**Given problem**
Recast the records from the line with "Patent image size: (1020, 866)." to the line with "The major surface 62 is at (394, 389).", both included, as a two-column CSV with the columns text and answer. Give one row per record, putting each value in a single quoted field with its line breaks turned into spaces.

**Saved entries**
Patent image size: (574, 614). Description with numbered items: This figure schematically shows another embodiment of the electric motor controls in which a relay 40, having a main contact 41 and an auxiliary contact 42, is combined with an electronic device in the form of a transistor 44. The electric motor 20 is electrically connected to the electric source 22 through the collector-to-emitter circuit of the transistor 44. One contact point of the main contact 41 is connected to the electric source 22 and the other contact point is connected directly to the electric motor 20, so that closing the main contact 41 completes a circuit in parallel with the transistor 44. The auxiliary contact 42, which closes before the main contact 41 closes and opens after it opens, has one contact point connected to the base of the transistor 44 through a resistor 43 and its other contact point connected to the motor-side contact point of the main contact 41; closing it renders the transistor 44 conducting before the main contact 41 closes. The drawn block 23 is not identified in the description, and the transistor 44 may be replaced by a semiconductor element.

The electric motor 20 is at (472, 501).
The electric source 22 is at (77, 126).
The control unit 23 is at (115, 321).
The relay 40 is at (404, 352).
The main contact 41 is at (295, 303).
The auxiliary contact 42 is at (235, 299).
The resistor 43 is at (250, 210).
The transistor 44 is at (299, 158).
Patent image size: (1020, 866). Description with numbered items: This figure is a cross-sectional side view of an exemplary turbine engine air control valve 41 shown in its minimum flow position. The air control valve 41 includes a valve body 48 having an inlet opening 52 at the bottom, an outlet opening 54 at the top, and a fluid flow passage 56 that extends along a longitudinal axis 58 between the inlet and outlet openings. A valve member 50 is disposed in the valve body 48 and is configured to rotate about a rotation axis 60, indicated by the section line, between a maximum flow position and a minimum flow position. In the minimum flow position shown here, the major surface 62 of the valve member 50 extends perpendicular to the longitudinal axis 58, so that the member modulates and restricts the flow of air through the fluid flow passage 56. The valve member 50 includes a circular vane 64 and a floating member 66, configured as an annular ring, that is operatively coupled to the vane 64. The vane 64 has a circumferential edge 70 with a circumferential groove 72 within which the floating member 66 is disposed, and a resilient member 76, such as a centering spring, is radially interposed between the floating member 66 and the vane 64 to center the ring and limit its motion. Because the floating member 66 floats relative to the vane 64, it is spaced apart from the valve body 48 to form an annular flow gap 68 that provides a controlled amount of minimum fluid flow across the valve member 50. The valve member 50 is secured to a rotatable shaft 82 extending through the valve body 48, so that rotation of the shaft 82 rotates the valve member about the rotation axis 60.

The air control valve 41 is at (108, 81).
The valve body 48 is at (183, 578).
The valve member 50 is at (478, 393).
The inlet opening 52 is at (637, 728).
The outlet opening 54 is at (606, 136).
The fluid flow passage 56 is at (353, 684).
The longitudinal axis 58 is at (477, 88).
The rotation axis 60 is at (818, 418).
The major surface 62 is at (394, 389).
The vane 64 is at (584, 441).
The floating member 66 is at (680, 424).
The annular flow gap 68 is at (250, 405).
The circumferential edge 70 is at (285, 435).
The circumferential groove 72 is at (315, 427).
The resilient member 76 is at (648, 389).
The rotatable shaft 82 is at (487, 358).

...

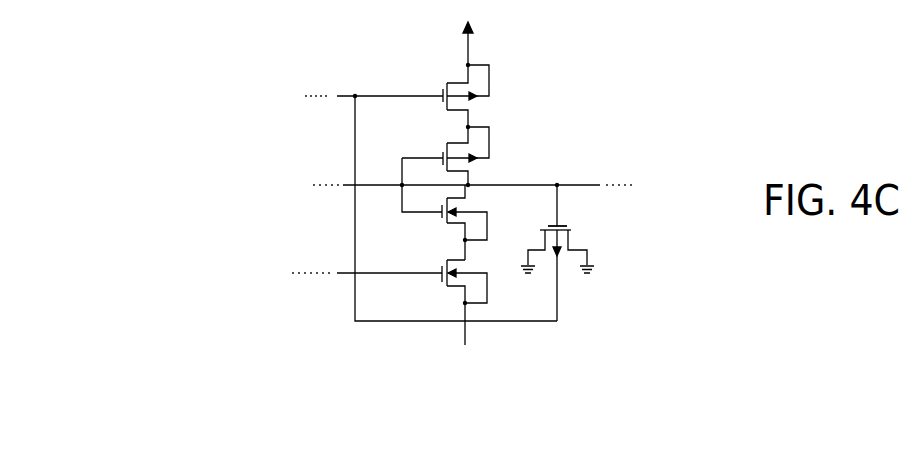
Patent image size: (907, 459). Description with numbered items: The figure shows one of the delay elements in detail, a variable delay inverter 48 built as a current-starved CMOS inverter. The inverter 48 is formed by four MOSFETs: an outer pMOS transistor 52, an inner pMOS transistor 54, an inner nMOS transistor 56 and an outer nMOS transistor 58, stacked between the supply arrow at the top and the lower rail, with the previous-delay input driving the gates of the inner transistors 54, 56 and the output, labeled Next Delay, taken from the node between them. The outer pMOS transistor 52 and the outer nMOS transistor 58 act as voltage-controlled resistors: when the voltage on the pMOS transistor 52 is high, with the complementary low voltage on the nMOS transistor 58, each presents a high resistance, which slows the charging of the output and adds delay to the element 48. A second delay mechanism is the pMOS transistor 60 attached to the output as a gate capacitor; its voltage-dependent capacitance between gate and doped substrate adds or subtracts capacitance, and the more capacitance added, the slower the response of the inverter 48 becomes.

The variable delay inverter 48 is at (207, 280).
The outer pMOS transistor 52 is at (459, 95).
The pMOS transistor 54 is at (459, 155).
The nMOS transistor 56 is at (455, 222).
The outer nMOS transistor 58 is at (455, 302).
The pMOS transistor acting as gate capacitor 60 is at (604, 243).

**Output below**
text,answer
"Patent image size: (1020, 866). Description with numbered items: This figure is a cross-sectional side view of an exemplary turbine engine air control valve 41 shown in its minimum flow position. The air control valve 41 includes a valve body 48 having an inlet opening 52 at the bottom, an outlet opening 54 at the top, and a fluid flow passage 56 that extends along a longitudinal axis 58 between the inlet and outlet openings. A valve member 50 is disposed in the valve body 48 and is configured to rotate about a rotation axis 60, indicated by the section line, between a maximum flow position and a minimum flow position. In the minimum flow position shown here, the major surface 62 of the valve member 50 extends perpendicular to the longitudinal axis 58, so that the member modulates and restricts the flow of air through the fluid flow passage 56. The valve member 50 includes a circular vane 64 and a floating member 66, configured as an annular ring, that is operatively coupled to the vane 64. The vane 64 has a circumferential edge 70 with a circumferential groove 72 within which the floating member 66 is disposed, and a resilient member 76, such as a centering spring, is radially interposed between the floating member 66 and the vane 64 to center the ring and limit its motion. Because the floating member 66 floats relative to the vane 64, it is spaced apart from the valve body 48 to form an annular flow gap 68 that provides a controlled amount of minimum fluid flow across the valve member 50. The valve member 50 is secured to a rotatable shaft 82 extending through the valve body 48, so that rotation of the shaft 82 rotates the valve member about the rotation axis 60.","The air control valve 41 is at (108, 81). The valve body 48 is at (183, 578). The valve member 50 is at (478, 393). The inlet opening 52 is at (637, 728). The outlet opening 54 is at (606, 136). The fluid flow passage 56 is at (353, 684). The longitudinal axis 58 is at (477, 88). The rotation axis 60 is at (818, 418). The major surface 62 is at (394, 389)."